# WHAT YOU NEED TO DO:
Give the entries back exactly, dropping each image.

── DATA EXTRACT ──

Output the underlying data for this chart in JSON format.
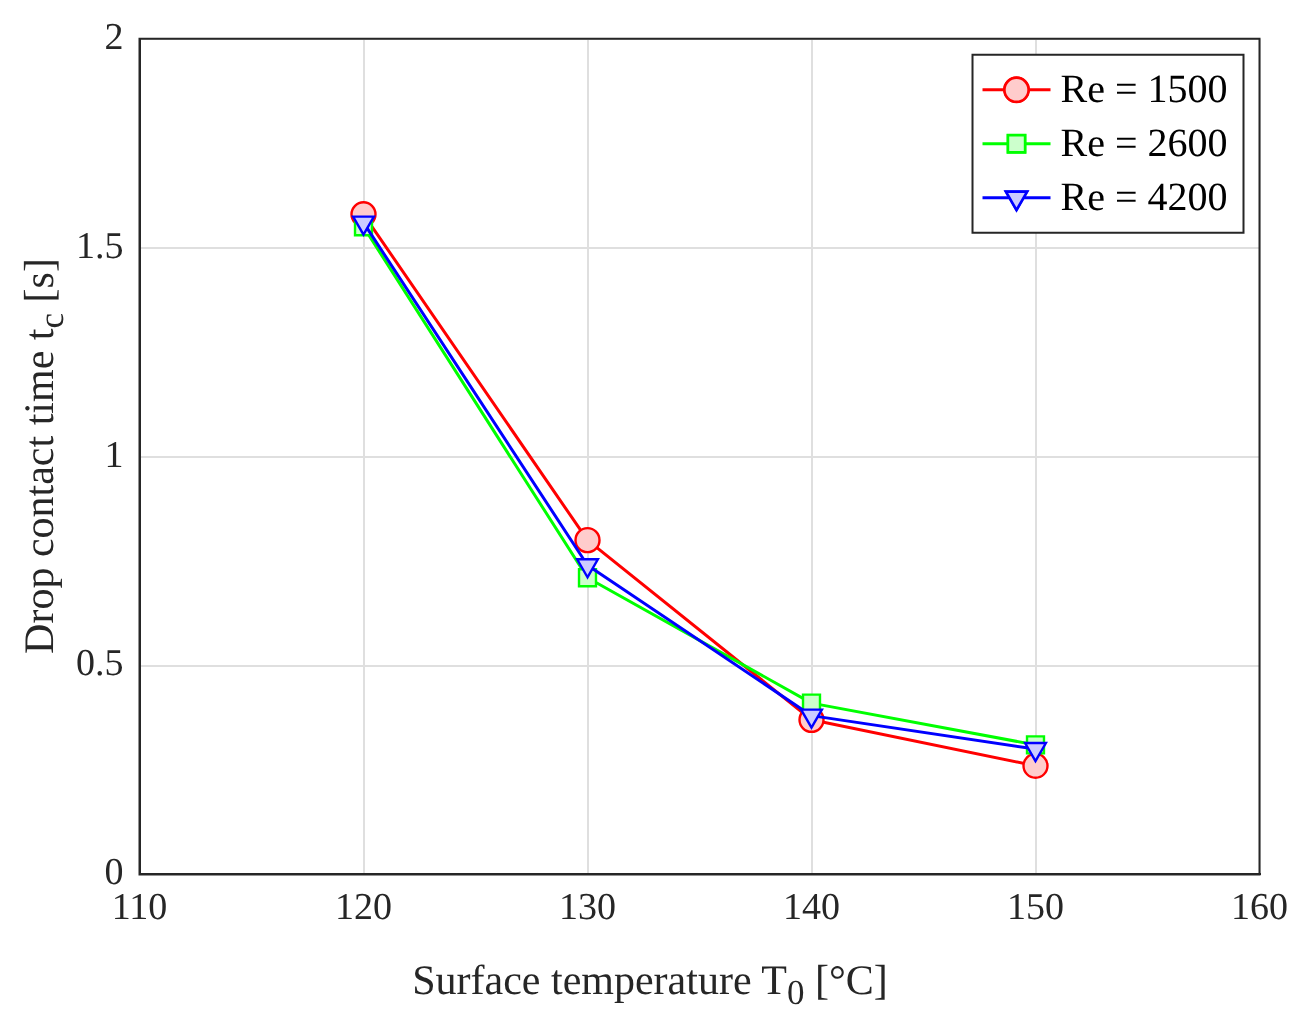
{
  "chart_data": {
    "type": "line",
    "xlabel": "Surface temperature T$_{0}$ [°C]",
    "ylabel": "Drop contact time t$_{c}$ [s]",
    "x": [
      120,
      130,
      140,
      150
    ],
    "series": [
      {
        "name": "Re = 1500",
        "color": "#ff0000",
        "values": [
          1.58,
          0.8,
          0.37,
          0.26
        ],
        "marker": "circle"
      },
      {
        "name": "Re = 2600",
        "color": "#00ff00",
        "values": [
          1.55,
          0.71,
          0.41,
          0.31
        ],
        "marker": "square"
      },
      {
        "name": "Re = 4200",
        "color": "#0000ff",
        "values": [
          1.56,
          0.74,
          0.38,
          0.3
        ],
        "marker": "triangle"
      }
    ],
    "xlim": [
      110,
      160
    ],
    "xticks": [
      110,
      120,
      130,
      140,
      150,
      160
    ],
    "ylim": [
      0,
      2
    ],
    "yticks": [
      0,
      0.5,
      1,
      1.5,
      2
    ],
    "grid": true,
    "legend": "top right",
    "line_style": "solid"
  }
}
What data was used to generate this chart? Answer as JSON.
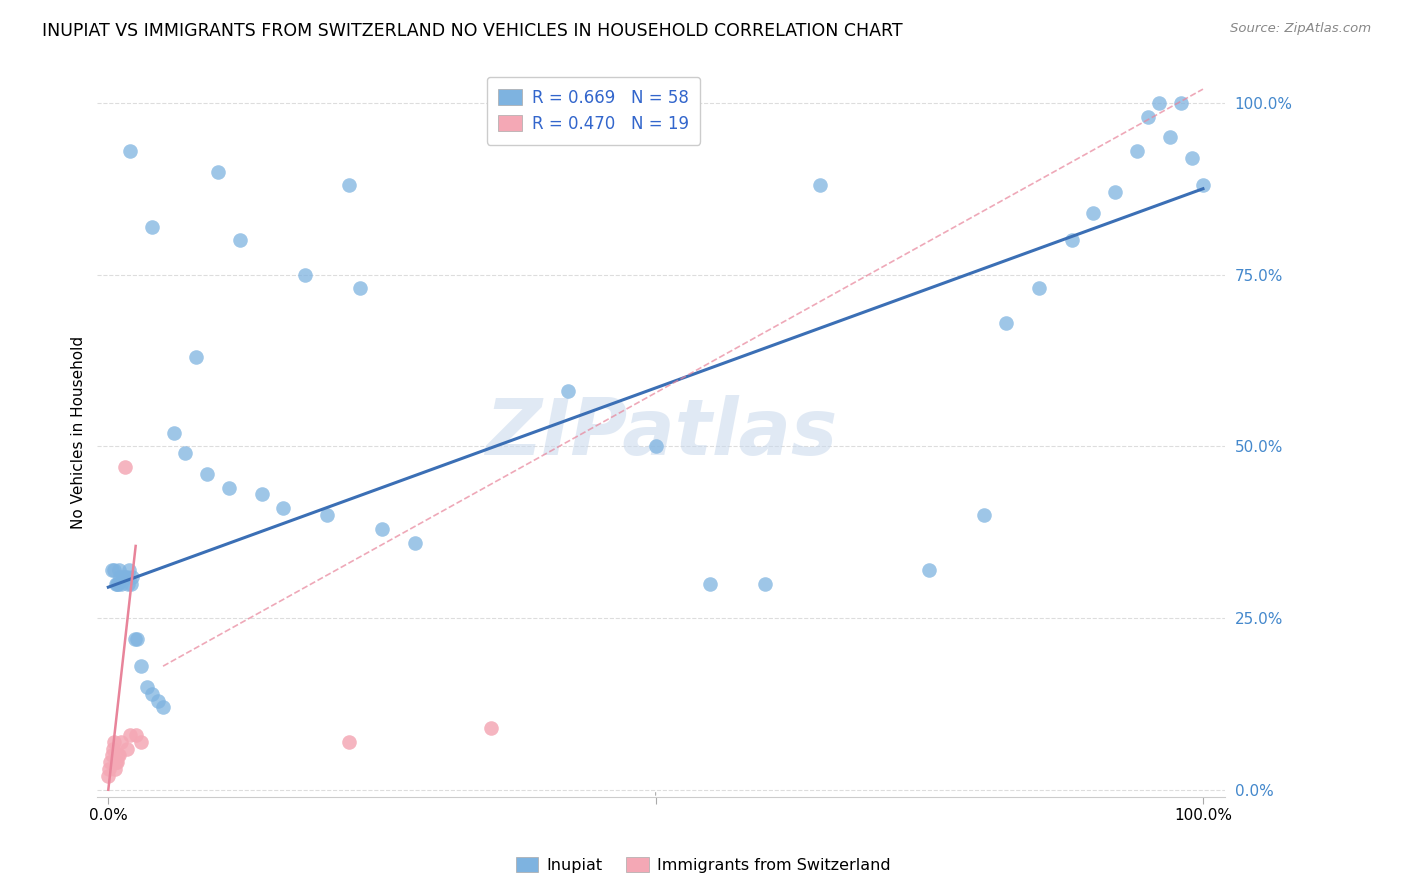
{
  "title": "INUPIAT VS IMMIGRANTS FROM SWITZERLAND NO VEHICLES IN HOUSEHOLD CORRELATION CHART",
  "source": "Source: ZipAtlas.com",
  "ylabel": "No Vehicles in Household",
  "ytick_labels": [
    "0.0%",
    "25.0%",
    "50.0%",
    "75.0%",
    "100.0%"
  ],
  "ytick_positions": [
    0.0,
    0.25,
    0.5,
    0.75,
    1.0
  ],
  "xtick_labels": [
    "0.0%",
    "",
    "",
    "",
    "",
    "100.0%"
  ],
  "xtick_positions": [
    0.0,
    0.2,
    0.4,
    0.5,
    0.6,
    1.0
  ],
  "xlim": [
    -0.01,
    1.02
  ],
  "ylim": [
    -0.01,
    1.05
  ],
  "color_inupiat": "#7EB3E0",
  "color_swiss": "#F4A8B5",
  "color_line_inupiat": "#3B6FB5",
  "color_line_swiss": "#E8849A",
  "color_ytick": "#4488CC",
  "watermark_text": "ZIPatlas",
  "inupiat_x": [
    0.02,
    0.1,
    0.22,
    0.65,
    0.04,
    0.12,
    0.18,
    0.23,
    0.08,
    0.42,
    0.06,
    0.07,
    0.09,
    0.11,
    0.14,
    0.16,
    0.2,
    0.25,
    0.28,
    0.5,
    0.55,
    0.6,
    0.75,
    0.8,
    0.82,
    0.85,
    0.88,
    0.9,
    0.92,
    0.94,
    0.95,
    0.96,
    0.97,
    0.98,
    0.99,
    1.0,
    0.003,
    0.005,
    0.007,
    0.008,
    0.009,
    0.01,
    0.011,
    0.012,
    0.013,
    0.015,
    0.017,
    0.018,
    0.019,
    0.021,
    0.022,
    0.024,
    0.026,
    0.03,
    0.035,
    0.04,
    0.045,
    0.05
  ],
  "inupiat_y": [
    0.93,
    0.9,
    0.88,
    0.88,
    0.82,
    0.8,
    0.75,
    0.73,
    0.63,
    0.58,
    0.52,
    0.49,
    0.46,
    0.44,
    0.43,
    0.41,
    0.4,
    0.38,
    0.36,
    0.5,
    0.3,
    0.3,
    0.32,
    0.4,
    0.68,
    0.73,
    0.8,
    0.84,
    0.87,
    0.93,
    0.98,
    1.0,
    0.95,
    1.0,
    0.92,
    0.88,
    0.32,
    0.32,
    0.3,
    0.3,
    0.3,
    0.32,
    0.31,
    0.3,
    0.31,
    0.31,
    0.31,
    0.3,
    0.32,
    0.3,
    0.31,
    0.22,
    0.22,
    0.18,
    0.15,
    0.14,
    0.13,
    0.12
  ],
  "swiss_x": [
    0.0,
    0.001,
    0.002,
    0.003,
    0.004,
    0.005,
    0.006,
    0.007,
    0.008,
    0.009,
    0.01,
    0.012,
    0.015,
    0.017,
    0.02,
    0.025,
    0.03,
    0.22,
    0.35
  ],
  "swiss_y": [
    0.02,
    0.03,
    0.04,
    0.05,
    0.06,
    0.07,
    0.03,
    0.04,
    0.04,
    0.05,
    0.05,
    0.07,
    0.47,
    0.06,
    0.08,
    0.08,
    0.07,
    0.07,
    0.09
  ],
  "blue_line_x0": 0.0,
  "blue_line_y0": 0.295,
  "blue_line_x1": 1.0,
  "blue_line_y1": 0.875,
  "pink_line_x0": 0.0,
  "pink_line_y0": 0.0,
  "pink_line_x1": 0.025,
  "pink_line_y1": 0.355,
  "dashed_line_x0": 0.05,
  "dashed_line_y0": 0.18,
  "dashed_line_x1": 1.0,
  "dashed_line_y1": 1.02
}
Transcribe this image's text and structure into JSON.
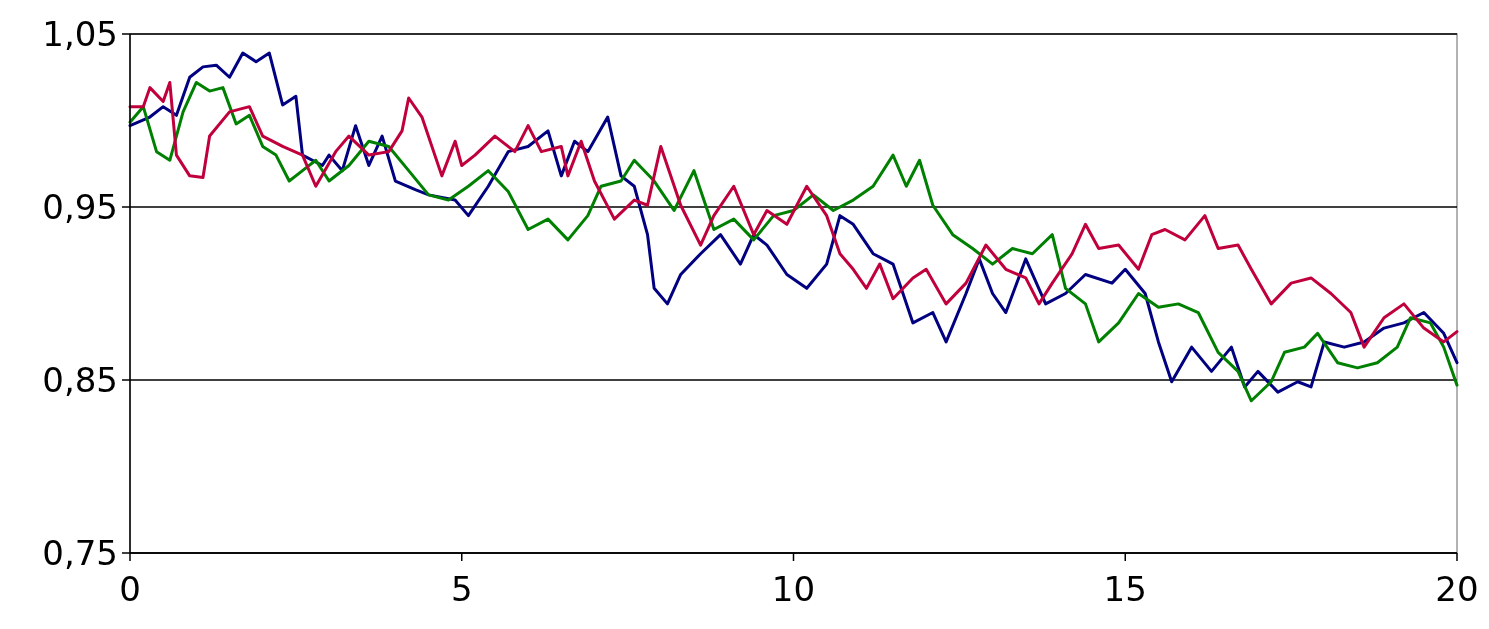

───

# OUTPUT OF THE EXERCISE:
Output the underlying data for this chart in JSON format.
{
  "chart_data": {
    "type": "line",
    "xlabel": "Surface temperature T$_{0}$ [°C]",
    "ylabel": "Drop contact time t$_{c}$ [s]",
    "x": [
      120,
      130,
      140,
      150
    ],
    "series": [
      {
        "name": "Re = 1500",
        "color": "#ff0000",
        "values": [
          1.58,
          0.8,
          0.37,
          0.26
        ],
        "marker": "circle"
      },
      {
        "name": "Re = 2600",
        "color": "#00ff00",
        "values": [
          1.55,
          0.71,
          0.41,
          0.31
        ],
        "marker": "square"
      },
      {
        "name": "Re = 4200",
        "color": "#0000ff",
        "values": [
          1.56,
          0.74,
          0.38,
          0.3
        ],
        "marker": "triangle"
      }
    ],
    "xlim": [
      110,
      160
    ],
    "xticks": [
      110,
      120,
      130,
      140,
      150,
      160
    ],
    "ylim": [
      0,
      2
    ],
    "yticks": [
      0,
      0.5,
      1,
      1.5,
      2
    ],
    "grid": true,
    "legend": "top right",
    "line_style": "solid"
  }
}
What data was used to generate this chart? Answer as JSON.
{
  "title": "INUPIAT VS IMMIGRANTS FROM SWITZERLAND NO VEHICLES IN HOUSEHOLD CORRELATION CHART",
  "source": "Source: ZipAtlas.com",
  "ylabel": "No Vehicles in Household",
  "ytick_labels": [
    "0.0%",
    "25.0%",
    "50.0%",
    "75.0%",
    "100.0%"
  ],
  "ytick_positions": [
    0.0,
    0.25,
    0.5,
    0.75,
    1.0
  ],
  "xtick_labels": [
    "0.0%",
    "",
    "",
    "",
    "",
    "100.0%"
  ],
  "xtick_positions": [
    0.0,
    0.2,
    0.4,
    0.5,
    0.6,
    1.0
  ],
  "xlim": [
    -0.01,
    1.02
  ],
  "ylim": [
    -0.01,
    1.05
  ],
  "color_inupiat": "#7EB3E0",
  "color_swiss": "#F4A8B5",
  "color_line_inupiat": "#3B6FB5",
  "color_line_swiss": "#E8849A",
  "color_ytick": "#4488CC",
  "watermark_text": "ZIPatlas",
  "inupiat_x": [
    0.02,
    0.1,
    0.22,
    0.65,
    0.04,
    0.12,
    0.18,
    0.23,
    0.08,
    0.42,
    0.06,
    0.07,
    0.09,
    0.11,
    0.14,
    0.16,
    0.2,
    0.25,
    0.28,
    0.5,
    0.55,
    0.6,
    0.75,
    0.8,
    0.82,
    0.85,
    0.88,
    0.9,
    0.92,
    0.94,
    0.95,
    0.96,
    0.97,
    0.98,
    0.99,
    1.0,
    0.003,
    0.005,
    0.007,
    0.008,
    0.009,
    0.01,
    0.011,
    0.012,
    0.013,
    0.015,
    0.017,
    0.018,
    0.019,
    0.021,
    0.022,
    0.024,
    0.026,
    0.03,
    0.035,
    0.04,
    0.045,
    0.05
  ],
  "inupiat_y": [
    0.93,
    0.9,
    0.88,
    0.88,
    0.82,
    0.8,
    0.75,
    0.73,
    0.63,
    0.58,
    0.52,
    0.49,
    0.46,
    0.44,
    0.43,
    0.41,
    0.4,
    0.38,
    0.36,
    0.5,
    0.3,
    0.3,
    0.32,
    0.4,
    0.68,
    0.73,
    0.8,
    0.84,
    0.87,
    0.93,
    0.98,
    1.0,
    0.95,
    1.0,
    0.92,
    0.88,
    0.32,
    0.32,
    0.3,
    0.3,
    0.3,
    0.32,
    0.31,
    0.3,
    0.31,
    0.31,
    0.31,
    0.3,
    0.32,
    0.3,
    0.31,
    0.22,
    0.22,
    0.18,
    0.15,
    0.14,
    0.13,
    0.12
  ],
  "swiss_x": [
    0.0,
    0.001,
    0.002,
    0.003,
    0.004,
    0.005,
    0.006,
    0.007,
    0.008,
    0.009,
    0.01,
    0.012,
    0.015,
    0.017,
    0.02,
    0.025,
    0.03,
    0.22,
    0.35
  ],
  "swiss_y": [
    0.02,
    0.03,
    0.04,
    0.05,
    0.06,
    0.07,
    0.03,
    0.04,
    0.04,
    0.05,
    0.05,
    0.07,
    0.47,
    0.06,
    0.08,
    0.08,
    0.07,
    0.07,
    0.09
  ],
  "blue_line_x0": 0.0,
  "blue_line_y0": 0.295,
  "blue_line_x1": 1.0,
  "blue_line_y1": 0.875,
  "pink_line_x0": 0.0,
  "pink_line_y0": 0.0,
  "pink_line_x1": 0.025,
  "pink_line_y1": 0.355,
  "dashed_line_x0": 0.05,
  "dashed_line_y0": 0.18,
  "dashed_line_x1": 1.0,
  "dashed_line_y1": 1.02
}
Transcribe this image's text and structure into JSON.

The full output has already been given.